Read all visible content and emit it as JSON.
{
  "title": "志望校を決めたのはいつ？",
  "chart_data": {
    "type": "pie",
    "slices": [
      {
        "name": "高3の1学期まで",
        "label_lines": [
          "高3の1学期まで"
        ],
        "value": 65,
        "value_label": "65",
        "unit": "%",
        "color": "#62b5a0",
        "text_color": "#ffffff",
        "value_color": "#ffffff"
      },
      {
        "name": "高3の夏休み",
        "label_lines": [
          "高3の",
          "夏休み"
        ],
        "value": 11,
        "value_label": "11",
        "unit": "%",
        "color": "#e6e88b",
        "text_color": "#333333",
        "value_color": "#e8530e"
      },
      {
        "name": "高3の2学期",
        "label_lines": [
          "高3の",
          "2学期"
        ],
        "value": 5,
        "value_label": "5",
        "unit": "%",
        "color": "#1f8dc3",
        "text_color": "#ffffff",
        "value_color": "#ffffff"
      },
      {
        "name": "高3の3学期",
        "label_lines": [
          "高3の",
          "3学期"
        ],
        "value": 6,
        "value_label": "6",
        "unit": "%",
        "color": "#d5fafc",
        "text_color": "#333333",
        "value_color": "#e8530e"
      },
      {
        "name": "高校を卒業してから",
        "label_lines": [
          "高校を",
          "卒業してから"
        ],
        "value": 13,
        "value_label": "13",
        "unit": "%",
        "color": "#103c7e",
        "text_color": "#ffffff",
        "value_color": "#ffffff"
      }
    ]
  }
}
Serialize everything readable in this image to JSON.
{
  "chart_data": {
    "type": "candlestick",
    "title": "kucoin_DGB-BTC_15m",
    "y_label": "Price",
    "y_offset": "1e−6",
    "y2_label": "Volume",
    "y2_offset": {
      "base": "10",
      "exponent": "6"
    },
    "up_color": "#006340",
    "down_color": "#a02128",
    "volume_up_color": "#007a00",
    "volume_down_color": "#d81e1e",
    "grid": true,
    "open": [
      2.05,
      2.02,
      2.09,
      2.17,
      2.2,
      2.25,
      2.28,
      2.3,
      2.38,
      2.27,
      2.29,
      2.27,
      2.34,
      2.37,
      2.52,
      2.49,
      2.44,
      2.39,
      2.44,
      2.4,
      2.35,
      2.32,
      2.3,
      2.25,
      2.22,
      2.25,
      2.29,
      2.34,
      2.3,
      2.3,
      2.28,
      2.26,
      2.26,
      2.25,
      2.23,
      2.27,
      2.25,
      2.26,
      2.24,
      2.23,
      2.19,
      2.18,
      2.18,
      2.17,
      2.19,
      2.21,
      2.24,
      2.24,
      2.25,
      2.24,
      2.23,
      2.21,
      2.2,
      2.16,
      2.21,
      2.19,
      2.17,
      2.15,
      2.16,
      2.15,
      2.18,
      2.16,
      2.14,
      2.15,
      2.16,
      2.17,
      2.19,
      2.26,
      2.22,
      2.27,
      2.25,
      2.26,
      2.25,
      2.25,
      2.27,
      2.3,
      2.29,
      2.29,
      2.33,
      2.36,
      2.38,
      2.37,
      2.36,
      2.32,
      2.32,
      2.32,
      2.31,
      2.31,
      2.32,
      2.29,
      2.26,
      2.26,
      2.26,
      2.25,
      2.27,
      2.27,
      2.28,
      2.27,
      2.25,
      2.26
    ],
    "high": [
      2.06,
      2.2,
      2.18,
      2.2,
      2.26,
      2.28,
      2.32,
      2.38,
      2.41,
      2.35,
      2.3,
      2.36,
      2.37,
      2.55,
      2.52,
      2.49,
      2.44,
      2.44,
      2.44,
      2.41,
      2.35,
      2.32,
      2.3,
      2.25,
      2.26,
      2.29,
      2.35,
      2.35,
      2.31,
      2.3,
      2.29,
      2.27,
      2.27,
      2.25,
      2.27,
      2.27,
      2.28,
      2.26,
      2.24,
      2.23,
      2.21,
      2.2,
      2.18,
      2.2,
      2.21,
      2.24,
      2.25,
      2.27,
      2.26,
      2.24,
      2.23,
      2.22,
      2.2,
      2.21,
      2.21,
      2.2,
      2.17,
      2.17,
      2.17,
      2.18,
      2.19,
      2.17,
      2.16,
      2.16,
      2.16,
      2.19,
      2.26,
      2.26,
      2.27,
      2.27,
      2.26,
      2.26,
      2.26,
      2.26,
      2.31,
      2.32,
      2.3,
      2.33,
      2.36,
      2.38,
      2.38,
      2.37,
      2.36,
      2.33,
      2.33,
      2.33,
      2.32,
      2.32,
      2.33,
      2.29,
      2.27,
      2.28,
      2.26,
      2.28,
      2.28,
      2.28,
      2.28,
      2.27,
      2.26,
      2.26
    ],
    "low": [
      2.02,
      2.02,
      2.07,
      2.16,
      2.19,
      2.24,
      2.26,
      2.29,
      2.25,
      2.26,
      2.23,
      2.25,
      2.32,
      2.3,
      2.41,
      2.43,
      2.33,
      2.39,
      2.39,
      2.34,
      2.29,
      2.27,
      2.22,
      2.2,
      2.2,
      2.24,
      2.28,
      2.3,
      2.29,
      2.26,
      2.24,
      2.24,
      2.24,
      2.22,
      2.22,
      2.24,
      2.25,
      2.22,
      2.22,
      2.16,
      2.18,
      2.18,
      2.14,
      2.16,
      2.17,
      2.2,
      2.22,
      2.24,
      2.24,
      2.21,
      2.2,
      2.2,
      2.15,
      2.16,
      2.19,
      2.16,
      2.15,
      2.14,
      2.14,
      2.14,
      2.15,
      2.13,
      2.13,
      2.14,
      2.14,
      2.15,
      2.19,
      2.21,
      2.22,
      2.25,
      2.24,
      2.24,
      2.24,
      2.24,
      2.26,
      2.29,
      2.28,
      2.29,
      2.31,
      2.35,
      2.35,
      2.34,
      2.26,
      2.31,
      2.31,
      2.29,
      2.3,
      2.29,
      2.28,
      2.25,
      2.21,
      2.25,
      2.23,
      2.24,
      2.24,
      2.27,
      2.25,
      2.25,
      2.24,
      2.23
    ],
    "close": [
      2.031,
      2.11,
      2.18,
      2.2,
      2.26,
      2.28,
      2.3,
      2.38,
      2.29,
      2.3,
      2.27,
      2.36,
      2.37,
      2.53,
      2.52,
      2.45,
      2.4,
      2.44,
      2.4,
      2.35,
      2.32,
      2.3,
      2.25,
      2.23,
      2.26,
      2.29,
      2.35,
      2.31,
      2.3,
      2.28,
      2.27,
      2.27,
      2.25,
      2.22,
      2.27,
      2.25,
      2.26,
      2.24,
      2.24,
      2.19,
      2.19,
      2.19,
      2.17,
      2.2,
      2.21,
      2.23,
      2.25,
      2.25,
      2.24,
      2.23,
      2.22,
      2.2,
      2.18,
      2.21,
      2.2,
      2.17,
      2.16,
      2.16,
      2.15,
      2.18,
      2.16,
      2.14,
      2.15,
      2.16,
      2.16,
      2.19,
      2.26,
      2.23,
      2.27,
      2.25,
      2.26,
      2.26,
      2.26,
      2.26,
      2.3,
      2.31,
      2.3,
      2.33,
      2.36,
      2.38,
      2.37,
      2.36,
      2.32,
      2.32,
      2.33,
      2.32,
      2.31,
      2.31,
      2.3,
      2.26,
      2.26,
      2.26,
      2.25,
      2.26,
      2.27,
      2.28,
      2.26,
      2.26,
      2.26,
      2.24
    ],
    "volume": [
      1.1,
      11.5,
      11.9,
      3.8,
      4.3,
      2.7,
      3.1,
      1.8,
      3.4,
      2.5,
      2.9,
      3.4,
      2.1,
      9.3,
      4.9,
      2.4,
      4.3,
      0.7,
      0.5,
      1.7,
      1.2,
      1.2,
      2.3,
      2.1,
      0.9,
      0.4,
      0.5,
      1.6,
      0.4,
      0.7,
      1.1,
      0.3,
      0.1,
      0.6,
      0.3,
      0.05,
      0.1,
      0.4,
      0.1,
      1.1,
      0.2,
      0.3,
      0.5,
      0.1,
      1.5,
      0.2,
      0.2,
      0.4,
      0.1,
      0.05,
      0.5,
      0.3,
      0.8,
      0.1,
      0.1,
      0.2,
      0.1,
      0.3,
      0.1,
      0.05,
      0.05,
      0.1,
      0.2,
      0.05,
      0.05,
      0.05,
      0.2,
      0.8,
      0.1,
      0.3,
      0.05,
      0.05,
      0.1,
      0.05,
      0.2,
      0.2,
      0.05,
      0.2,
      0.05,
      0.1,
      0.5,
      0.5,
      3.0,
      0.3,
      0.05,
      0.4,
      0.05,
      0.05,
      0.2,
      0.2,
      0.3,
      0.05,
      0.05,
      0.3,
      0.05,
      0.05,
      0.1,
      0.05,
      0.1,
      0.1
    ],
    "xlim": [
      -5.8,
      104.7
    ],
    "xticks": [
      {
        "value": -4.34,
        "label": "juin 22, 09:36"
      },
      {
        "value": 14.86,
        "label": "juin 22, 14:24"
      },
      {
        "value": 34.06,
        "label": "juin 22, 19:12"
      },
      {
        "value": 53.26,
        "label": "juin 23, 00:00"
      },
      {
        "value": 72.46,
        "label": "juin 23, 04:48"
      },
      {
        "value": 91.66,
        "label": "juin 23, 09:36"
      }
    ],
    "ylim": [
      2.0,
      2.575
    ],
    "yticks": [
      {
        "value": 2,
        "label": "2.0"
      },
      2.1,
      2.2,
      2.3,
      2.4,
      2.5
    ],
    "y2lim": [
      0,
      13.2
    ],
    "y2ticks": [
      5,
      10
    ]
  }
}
-.-.-
#### [Set exercise]
Search the data above for the string "JSON" and return every line that has it.

#### [Response below]
Read all visible content and emit it as JSON.
Serialize everything readable in this image to JSON.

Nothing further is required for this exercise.